--- Input data ---

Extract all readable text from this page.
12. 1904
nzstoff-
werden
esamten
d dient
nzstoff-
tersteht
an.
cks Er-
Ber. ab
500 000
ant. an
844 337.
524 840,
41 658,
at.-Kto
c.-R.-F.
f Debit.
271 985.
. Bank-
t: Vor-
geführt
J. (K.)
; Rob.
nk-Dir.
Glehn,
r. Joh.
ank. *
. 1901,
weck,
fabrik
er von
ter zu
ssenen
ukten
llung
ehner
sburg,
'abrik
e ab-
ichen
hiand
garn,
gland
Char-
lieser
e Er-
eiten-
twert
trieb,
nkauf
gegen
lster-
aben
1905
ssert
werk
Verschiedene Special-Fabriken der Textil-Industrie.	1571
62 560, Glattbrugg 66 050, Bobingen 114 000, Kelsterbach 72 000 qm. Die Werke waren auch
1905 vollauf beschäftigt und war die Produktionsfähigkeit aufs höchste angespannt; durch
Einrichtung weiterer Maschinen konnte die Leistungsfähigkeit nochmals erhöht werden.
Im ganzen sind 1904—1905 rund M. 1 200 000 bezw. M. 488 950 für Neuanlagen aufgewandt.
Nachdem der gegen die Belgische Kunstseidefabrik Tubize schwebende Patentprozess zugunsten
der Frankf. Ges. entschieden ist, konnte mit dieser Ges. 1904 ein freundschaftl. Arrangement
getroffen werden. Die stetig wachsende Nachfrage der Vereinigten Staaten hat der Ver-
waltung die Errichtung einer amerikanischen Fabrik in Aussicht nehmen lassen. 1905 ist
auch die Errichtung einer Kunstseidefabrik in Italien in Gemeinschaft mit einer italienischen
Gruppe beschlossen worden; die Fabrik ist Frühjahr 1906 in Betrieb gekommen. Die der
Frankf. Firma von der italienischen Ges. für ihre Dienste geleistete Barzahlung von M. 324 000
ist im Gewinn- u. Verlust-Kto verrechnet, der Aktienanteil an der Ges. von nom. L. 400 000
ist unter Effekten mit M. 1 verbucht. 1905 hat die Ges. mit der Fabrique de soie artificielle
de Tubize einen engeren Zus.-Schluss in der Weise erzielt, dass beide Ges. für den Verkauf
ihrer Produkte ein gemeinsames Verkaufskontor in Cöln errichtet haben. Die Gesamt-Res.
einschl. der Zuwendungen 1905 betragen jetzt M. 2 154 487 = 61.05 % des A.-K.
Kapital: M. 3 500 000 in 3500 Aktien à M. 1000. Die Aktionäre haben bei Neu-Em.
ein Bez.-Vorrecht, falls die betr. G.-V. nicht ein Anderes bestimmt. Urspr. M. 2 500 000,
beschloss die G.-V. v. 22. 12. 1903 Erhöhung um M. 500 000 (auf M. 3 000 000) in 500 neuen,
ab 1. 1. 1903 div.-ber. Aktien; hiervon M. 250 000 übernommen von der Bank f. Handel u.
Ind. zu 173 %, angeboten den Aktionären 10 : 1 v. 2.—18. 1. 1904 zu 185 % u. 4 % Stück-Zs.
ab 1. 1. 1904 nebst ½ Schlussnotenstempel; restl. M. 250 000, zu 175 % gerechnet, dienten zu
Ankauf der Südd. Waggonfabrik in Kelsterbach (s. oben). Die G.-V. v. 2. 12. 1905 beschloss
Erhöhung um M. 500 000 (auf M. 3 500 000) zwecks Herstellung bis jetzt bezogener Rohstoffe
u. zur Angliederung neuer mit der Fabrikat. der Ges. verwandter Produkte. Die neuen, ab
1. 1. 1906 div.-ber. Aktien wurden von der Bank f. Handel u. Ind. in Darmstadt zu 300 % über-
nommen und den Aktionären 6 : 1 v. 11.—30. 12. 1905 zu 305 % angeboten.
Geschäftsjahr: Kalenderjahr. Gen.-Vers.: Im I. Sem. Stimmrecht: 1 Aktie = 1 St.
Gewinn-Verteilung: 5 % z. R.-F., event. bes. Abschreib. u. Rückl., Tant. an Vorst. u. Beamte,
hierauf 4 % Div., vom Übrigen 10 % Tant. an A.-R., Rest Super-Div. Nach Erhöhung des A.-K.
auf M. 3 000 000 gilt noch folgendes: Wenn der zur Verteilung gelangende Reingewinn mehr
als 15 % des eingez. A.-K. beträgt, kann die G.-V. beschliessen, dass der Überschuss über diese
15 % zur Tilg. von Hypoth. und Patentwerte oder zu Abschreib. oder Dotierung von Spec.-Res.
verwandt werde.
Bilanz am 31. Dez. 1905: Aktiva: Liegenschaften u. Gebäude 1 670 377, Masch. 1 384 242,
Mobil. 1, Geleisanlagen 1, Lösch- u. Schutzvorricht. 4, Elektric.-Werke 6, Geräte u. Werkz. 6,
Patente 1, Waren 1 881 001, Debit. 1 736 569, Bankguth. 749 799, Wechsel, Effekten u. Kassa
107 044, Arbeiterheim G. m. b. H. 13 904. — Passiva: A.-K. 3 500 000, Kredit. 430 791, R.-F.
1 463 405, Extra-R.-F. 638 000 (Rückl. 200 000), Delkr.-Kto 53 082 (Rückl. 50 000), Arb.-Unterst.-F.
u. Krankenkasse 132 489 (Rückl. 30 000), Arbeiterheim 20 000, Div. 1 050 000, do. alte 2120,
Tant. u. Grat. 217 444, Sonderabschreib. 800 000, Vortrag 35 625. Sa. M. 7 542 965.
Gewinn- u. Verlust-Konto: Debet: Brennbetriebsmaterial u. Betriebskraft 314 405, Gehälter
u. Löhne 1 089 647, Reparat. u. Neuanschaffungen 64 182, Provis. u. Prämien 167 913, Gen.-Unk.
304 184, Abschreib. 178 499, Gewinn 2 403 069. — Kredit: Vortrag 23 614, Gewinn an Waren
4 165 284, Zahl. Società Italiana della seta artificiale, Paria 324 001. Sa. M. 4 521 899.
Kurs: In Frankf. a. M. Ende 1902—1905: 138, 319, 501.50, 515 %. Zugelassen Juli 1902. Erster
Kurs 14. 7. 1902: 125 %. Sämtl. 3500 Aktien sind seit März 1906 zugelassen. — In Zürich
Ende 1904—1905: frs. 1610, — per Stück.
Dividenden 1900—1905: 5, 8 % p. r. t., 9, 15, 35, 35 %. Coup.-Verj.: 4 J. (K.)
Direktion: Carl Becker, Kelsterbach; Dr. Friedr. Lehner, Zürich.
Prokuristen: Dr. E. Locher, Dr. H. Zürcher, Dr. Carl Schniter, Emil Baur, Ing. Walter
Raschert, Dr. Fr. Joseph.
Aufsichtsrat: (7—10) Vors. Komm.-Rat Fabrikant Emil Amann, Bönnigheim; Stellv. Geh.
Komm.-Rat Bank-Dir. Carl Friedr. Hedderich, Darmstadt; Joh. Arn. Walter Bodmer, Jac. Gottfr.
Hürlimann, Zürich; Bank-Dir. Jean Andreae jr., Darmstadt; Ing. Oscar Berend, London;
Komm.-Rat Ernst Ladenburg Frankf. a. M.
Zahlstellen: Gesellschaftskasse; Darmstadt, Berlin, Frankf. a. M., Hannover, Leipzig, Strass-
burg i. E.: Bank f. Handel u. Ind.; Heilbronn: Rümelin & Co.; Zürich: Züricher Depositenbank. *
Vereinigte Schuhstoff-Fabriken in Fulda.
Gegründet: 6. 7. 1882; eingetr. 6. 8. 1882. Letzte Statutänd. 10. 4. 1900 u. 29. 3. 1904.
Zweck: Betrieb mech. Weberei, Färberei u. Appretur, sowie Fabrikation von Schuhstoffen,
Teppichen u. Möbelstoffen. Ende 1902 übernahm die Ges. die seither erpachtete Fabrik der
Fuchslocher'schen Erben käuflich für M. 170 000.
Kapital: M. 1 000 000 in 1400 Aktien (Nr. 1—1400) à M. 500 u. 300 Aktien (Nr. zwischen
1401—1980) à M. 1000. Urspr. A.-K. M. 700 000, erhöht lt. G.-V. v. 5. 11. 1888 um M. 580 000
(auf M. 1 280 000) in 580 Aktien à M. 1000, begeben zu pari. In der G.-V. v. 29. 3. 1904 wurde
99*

---

# Directions for this task
Within the listing above, find every line containing the string "Kelsterbach" and return it.

# Response
62 560, Glattbrugg 66 050, Bobingen 114 000, Kelsterbach 72 000 qm. Die Werke waren auch
Ankauf der Südd. Waggonfabrik in Kelsterbach (s. oben). Die G.-V. v. 2. 12. 1905 beschloss
Direktion: Carl Becker, Kelsterbach; Dr. Friedr. Lehner, Zürich.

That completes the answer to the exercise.